ENTRIES:
╭──

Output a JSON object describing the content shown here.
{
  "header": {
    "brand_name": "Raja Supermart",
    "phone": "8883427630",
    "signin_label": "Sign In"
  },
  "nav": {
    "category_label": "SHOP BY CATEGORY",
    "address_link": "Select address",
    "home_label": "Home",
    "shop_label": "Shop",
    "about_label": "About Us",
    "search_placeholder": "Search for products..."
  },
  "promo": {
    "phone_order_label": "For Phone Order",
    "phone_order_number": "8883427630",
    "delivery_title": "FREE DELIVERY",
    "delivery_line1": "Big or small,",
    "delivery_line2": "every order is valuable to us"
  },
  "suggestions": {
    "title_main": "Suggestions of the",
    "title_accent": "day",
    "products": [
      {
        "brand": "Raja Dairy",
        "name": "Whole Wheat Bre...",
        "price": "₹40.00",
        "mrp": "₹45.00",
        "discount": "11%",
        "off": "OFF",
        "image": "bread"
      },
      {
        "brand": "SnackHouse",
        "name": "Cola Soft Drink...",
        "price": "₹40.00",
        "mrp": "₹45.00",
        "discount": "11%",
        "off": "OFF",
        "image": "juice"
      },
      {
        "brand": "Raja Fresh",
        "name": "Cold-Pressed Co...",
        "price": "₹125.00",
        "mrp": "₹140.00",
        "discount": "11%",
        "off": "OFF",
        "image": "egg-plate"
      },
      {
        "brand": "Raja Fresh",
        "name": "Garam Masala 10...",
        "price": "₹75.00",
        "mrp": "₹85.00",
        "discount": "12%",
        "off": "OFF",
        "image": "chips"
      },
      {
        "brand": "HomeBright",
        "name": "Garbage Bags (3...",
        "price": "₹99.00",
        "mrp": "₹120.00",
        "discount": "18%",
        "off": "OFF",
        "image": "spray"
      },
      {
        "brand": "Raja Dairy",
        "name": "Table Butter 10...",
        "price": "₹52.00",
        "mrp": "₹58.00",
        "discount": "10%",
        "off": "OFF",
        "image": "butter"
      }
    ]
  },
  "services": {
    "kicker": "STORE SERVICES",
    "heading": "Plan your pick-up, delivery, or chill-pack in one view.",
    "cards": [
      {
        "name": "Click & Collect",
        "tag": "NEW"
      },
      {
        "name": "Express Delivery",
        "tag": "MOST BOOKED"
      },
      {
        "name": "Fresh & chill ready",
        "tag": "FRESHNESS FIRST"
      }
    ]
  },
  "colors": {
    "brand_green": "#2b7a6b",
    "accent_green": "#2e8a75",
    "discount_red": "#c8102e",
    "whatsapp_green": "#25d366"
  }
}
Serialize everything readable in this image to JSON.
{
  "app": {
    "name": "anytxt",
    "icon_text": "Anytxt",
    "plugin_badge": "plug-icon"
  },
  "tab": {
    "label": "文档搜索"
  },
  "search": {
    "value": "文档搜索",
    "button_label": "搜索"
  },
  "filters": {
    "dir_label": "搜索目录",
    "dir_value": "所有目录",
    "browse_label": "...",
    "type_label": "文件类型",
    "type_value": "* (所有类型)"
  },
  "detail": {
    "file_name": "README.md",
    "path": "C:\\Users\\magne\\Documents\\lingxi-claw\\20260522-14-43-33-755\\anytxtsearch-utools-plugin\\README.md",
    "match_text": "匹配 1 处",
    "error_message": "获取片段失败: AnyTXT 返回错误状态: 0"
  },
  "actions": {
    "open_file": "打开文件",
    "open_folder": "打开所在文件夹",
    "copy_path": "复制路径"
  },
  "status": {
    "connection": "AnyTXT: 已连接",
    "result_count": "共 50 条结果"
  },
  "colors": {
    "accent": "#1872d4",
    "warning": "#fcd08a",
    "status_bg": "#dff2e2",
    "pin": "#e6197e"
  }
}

╰──

WRITTEN EXERCISE:
Take the lines above and print them exactly.

TASK SOLUTION:
Output a JSON object describing the content shown here.
{
  "header": {
    "brand_name": "Raja Supermart",
    "phone": "8883427630",
    "signin_label": "Sign In"
  },
  "nav": {
    "category_label": "SHOP BY CATEGORY",
    "address_link": "Select address",
    "home_label": "Home",
    "shop_label": "Shop",
    "about_label": "About Us",
    "search_placeholder": "Search for products..."
  },
  "promo": {
    "phone_order_label": "For Phone Order",
    "phone_order_number": "8883427630",
    "delivery_title": "FREE DELIVERY",
    "delivery_line1": "Big or small,",
    "delivery_line2": "every order is valuable to us"
  },
  "suggestions": {
    "title_main": "Suggestions of the",
    "title_accent": "day",
    "products": [
      {
        "brand": "Raja Dairy",
        "name": "Whole Wheat Bre...",
        "price": "₹40.00",
        "mrp": "₹45.00",
        "discount": "11%",
        "off": "OFF",
        "image": "bread"
      },
      {
        "brand": "SnackHouse",
        "name": "Cola Soft Drink...",
        "price": "₹40.00",
        "mrp": "₹45.00",
        "discount": "11%",
        "off": "OFF",
        "image": "juice"
      },
      {
        "brand": "Raja Fresh",
        "name": "Cold-Pressed Co...",
        "price": "₹125.00",
        "mrp": "₹140.00",
        "discount": "11%",
        "off": "OFF",
        "image": "egg-plate"
      },
      {
        "brand": "Raja Fresh",
        "name": "Garam Masala 10...",
        "price": "₹75.00",
        "mrp": "₹85.00",
        "discount": "12%",
        "off": "OFF",
        "image": "chips"
      },
      {
        "brand": "HomeBright",
        "name": "Garbage Bags (3...",
        "price": "₹99.00",
        "mrp": "₹120.00",
        "discount": "18%",
        "off": "OFF",
        "image": "spray"
      },
      {
        "brand": "Raja Dairy",
        "name": "Table Butter 10...",
        "price": "₹52.00",
        "mrp": "₹58.00",
        "discount": "10%",
        "off": "OFF",
        "image": "butter"
      }
    ]
  },
  "services": {
    "kicker": "STORE SERVICES",
    "heading": "Plan your pick-up, delivery, or chill-pack in one view.",
    "cards": [
      {
        "name": "Click & Collect",
        "tag": "NEW"
      },
      {
        "name": "Express Delivery",
        "tag": "MOST BOOKED"
      },
      {
        "name": "Fresh & chill ready",
        "tag": "FRESHNESS FIRST"
      }
    ]
  },
  "colors": {
    "brand_green": "#2b7a6b",
    "accent_green": "#2e8a75",
    "discount_red": "#c8102e",
    "whatsapp_green": "#25d366"
  }
}
Serialize everything readable in this image to JSON.
{
  "app": {
    "name": "anytxt",
    "icon_text": "Anytxt",
    "plugin_badge": "plug-icon"
  },
  "tab": {
    "label": "文档搜索"
  },
  "search": {
    "value": "文档搜索",
    "button_label": "搜索"
  },
  "filters": {
    "dir_label": "搜索目录",
    "dir_value": "所有目录",
    "browse_label": "...",
    "type_label": "文件类型",
    "type_value": "* (所有类型)"
  },
  "detail": {
    "file_name": "README.md",
    "path": "C:\\Users\\magne\\Documents\\lingxi-claw\\20260522-14-43-33-755\\anytxtsearch-utools-plugin\\README.md",
    "match_text": "匹配 1 处",
    "error_message": "获取片段失败: AnyTXT 返回错误状态: 0"
  },
  "actions": {
    "open_file": "打开文件",
    "open_folder": "打开所在文件夹",
    "copy_path": "复制路径"
  },
  "status": {
    "connection": "AnyTXT: 已连接",
    "result_count": "共 50 条结果"
  },
  "colors": {
    "accent": "#1872d4",
    "warning": "#fcd08a",
    "status_bg": "#dff2e2",
    "pin": "#e6197e"
  }
}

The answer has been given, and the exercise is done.